TASK BRIEF: Write out the whole listing word for word.

TASK INPUT:
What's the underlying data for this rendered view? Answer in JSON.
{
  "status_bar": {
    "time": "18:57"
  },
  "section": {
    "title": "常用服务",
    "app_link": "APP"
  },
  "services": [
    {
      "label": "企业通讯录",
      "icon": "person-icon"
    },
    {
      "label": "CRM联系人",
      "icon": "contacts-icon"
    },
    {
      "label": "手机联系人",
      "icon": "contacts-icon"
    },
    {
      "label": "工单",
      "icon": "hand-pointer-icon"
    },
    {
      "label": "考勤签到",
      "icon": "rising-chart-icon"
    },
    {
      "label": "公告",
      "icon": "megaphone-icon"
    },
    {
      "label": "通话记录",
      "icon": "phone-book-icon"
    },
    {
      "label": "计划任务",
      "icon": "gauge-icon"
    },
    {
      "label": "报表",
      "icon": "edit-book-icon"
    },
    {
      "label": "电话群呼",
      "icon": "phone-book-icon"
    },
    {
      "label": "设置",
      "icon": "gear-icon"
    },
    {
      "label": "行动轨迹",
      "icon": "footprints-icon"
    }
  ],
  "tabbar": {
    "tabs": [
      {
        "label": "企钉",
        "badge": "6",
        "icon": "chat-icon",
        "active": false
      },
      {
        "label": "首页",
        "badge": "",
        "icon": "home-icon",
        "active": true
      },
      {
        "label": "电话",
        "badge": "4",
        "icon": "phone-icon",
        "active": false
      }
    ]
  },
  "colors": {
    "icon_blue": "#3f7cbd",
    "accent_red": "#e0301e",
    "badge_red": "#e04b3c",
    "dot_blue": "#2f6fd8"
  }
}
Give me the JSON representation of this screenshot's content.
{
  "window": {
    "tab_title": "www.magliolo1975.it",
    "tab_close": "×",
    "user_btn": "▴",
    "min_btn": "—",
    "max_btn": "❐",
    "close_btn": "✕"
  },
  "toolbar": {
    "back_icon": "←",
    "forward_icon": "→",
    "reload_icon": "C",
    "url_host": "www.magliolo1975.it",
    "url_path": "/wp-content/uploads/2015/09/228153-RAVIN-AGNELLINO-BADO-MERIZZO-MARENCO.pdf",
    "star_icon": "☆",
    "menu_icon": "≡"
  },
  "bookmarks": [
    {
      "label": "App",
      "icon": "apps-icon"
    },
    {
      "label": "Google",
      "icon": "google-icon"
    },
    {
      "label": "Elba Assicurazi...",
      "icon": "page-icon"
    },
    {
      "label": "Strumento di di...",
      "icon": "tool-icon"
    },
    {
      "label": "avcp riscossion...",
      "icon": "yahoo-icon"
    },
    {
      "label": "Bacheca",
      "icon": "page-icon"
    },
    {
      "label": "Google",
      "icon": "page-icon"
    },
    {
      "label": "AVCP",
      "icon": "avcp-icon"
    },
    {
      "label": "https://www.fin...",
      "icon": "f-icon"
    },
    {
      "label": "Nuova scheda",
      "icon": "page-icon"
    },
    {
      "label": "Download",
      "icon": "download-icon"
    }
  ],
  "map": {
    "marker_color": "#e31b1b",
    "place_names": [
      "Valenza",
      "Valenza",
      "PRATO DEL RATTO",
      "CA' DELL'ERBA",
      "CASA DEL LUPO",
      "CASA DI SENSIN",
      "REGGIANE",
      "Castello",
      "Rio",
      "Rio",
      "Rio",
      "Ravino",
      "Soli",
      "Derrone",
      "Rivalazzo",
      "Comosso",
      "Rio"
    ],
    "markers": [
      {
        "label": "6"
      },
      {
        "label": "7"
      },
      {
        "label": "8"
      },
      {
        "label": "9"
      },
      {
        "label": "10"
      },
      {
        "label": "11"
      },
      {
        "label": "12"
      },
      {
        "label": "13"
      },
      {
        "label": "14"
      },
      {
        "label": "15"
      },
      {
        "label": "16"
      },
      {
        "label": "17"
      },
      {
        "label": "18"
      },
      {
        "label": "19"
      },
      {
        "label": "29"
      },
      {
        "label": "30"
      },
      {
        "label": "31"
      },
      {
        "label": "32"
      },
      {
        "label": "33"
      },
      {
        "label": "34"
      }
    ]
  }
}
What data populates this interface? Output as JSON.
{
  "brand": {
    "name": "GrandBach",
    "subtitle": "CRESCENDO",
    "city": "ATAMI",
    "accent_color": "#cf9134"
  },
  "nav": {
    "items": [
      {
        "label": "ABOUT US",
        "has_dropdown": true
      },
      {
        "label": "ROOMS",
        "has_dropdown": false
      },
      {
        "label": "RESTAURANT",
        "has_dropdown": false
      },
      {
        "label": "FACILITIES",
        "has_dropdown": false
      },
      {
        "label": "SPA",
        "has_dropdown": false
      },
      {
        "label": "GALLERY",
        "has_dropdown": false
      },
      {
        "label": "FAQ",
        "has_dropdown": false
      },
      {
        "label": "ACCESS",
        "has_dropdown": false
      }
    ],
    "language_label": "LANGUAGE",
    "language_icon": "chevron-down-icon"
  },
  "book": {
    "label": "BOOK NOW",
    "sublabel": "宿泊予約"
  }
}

SOLUTION TO THIS PROBLEM:
What's the underlying data for this rendered view? Answer in JSON.
{
  "status_bar": {
    "time": "18:57"
  },
  "section": {
    "title": "常用服务",
    "app_link": "APP"
  },
  "services": [
    {
      "label": "企业通讯录",
      "icon": "person-icon"
    },
    {
      "label": "CRM联系人",
      "icon": "contacts-icon"
    },
    {
      "label": "手机联系人",
      "icon": "contacts-icon"
    },
    {
      "label": "工单",
      "icon": "hand-pointer-icon"
    },
    {
      "label": "考勤签到",
      "icon": "rising-chart-icon"
    },
    {
      "label": "公告",
      "icon": "megaphone-icon"
    },
    {
      "label": "通话记录",
      "icon": "phone-book-icon"
    },
    {
      "label": "计划任务",
      "icon": "gauge-icon"
    },
    {
      "label": "报表",
      "icon": "edit-book-icon"
    },
    {
      "label": "电话群呼",
      "icon": "phone-book-icon"
    },
    {
      "label": "设置",
      "icon": "gear-icon"
    },
    {
      "label": "行动轨迹",
      "icon": "footprints-icon"
    }
  ],
  "tabbar": {
    "tabs": [
      {
        "label": "企钉",
        "badge": "6",
        "icon": "chat-icon",
        "active": false
      },
      {
        "label": "首页",
        "badge": "",
        "icon": "home-icon",
        "active": true
      },
      {
        "label": "电话",
        "badge": "4",
        "icon": "phone-icon",
        "active": false
      }
    ]
  },
  "colors": {
    "icon_blue": "#3f7cbd",
    "accent_red": "#e0301e",
    "badge_red": "#e04b3c",
    "dot_blue": "#2f6fd8"
  }
}
Give me the JSON representation of this screenshot's content.
{
  "window": {
    "tab_title": "www.magliolo1975.it",
    "tab_close": "×",
    "user_btn": "▴",
    "min_btn": "—",
    "max_btn": "❐",
    "close_btn": "✕"
  },
  "toolbar": {
    "back_icon": "←",
    "forward_icon": "→",
    "reload_icon": "C",
    "url_host": "www.magliolo1975.it",
    "url_path": "/wp-content/uploads/2015/09/228153-RAVIN-AGNELLINO-BADO-MERIZZO-MARENCO.pdf",
    "star_icon": "☆",
    "menu_icon": "≡"
  },
  "bookmarks": [
    {
      "label": "App",
      "icon": "apps-icon"
    },
    {
      "label": "Google",
      "icon": "google-icon"
    },
    {
      "label": "Elba Assicurazi...",
      "icon": "page-icon"
    },
    {
      "label": "Strumento di di...",
      "icon": "tool-icon"
    },
    {
      "label": "avcp riscossion...",
      "icon": "yahoo-icon"
    },
    {
      "label": "Bacheca",
      "icon": "page-icon"
    },
    {
      "label": "Google",
      "icon": "page-icon"
    },
    {
      "label": "AVCP",
      "icon": "avcp-icon"
    },
    {
      "label": "https://www.fin...",
      "icon": "f-icon"
    },
    {
      "label": "Nuova scheda",
      "icon": "page-icon"
    },
    {
      "label": "Download",
      "icon": "download-icon"
    }
  ],
  "map": {
    "marker_color": "#e31b1b",
    "place_names": [
      "Valenza",
      "Valenza",
      "PRATO DEL RATTO",
      "CA' DELL'ERBA",
      "CASA DEL LUPO",
      "CASA DI SENSIN",
      "REGGIANE",
      "Castello",
      "Rio",
      "Rio",
      "Rio",
      "Ravino",
      "Soli",
      "Derrone",
      "Rivalazzo",
      "Comosso",
      "Rio"
    ],
    "markers": [
      {
        "label": "6"
      },
      {
        "label": "7"
      },
      {
        "label": "8"
      },
      {
        "label": "9"
      },
      {
        "label": "10"
      },
      {
        "label": "11"
      },
      {
        "label": "12"
      },
      {
        "label": "13"
      },
      {
        "label": "14"
      },
      {
        "label": "15"
      },
      {
        "label": "16"
      },
      {
        "label": "17"
      },
      {
        "label": "18"
      },
      {
        "label": "19"
      },
      {
        "label": "29"
      },
      {
        "label": "30"
      },
      {
        "label": "31"
      },
      {
        "label": "32"
      },
      {
        "label": "33"
      },
      {
        "label": "34"
      }
    ]
  }
}
What data populates this interface? Output as JSON.
{
  "brand": {
    "name": "GrandBach",
    "subtitle": "CRESCENDO",
    "city": "ATAMI",
    "accent_color": "#cf9134"
  },
  "nav": {
    "items": [
      {
        "label": "ABOUT US",
        "has_dropdown": true
      },
      {
        "label": "ROOMS",
        "has_dropdown": false
      },
      {
        "label": "RESTAURANT",
        "has_dropdown": false
      },
      {
        "label": "FACILITIES",
        "has_dropdown": false
      },
      {
        "label": "SPA",
        "has_dropdown": false
      },
      {
        "label": "GALLERY",
        "has_dropdown": false
      },
      {
        "label": "FAQ",
        "has_dropdown": false
      },
      {
        "label": "ACCESS",
        "has_dropdown": false
      }
    ],
    "language_label": "LANGUAGE",
    "language_icon": "chevron-down-icon"
  },
  "book": {
    "label": "BOOK NOW",
    "sublabel": "宿泊予約"
  }
}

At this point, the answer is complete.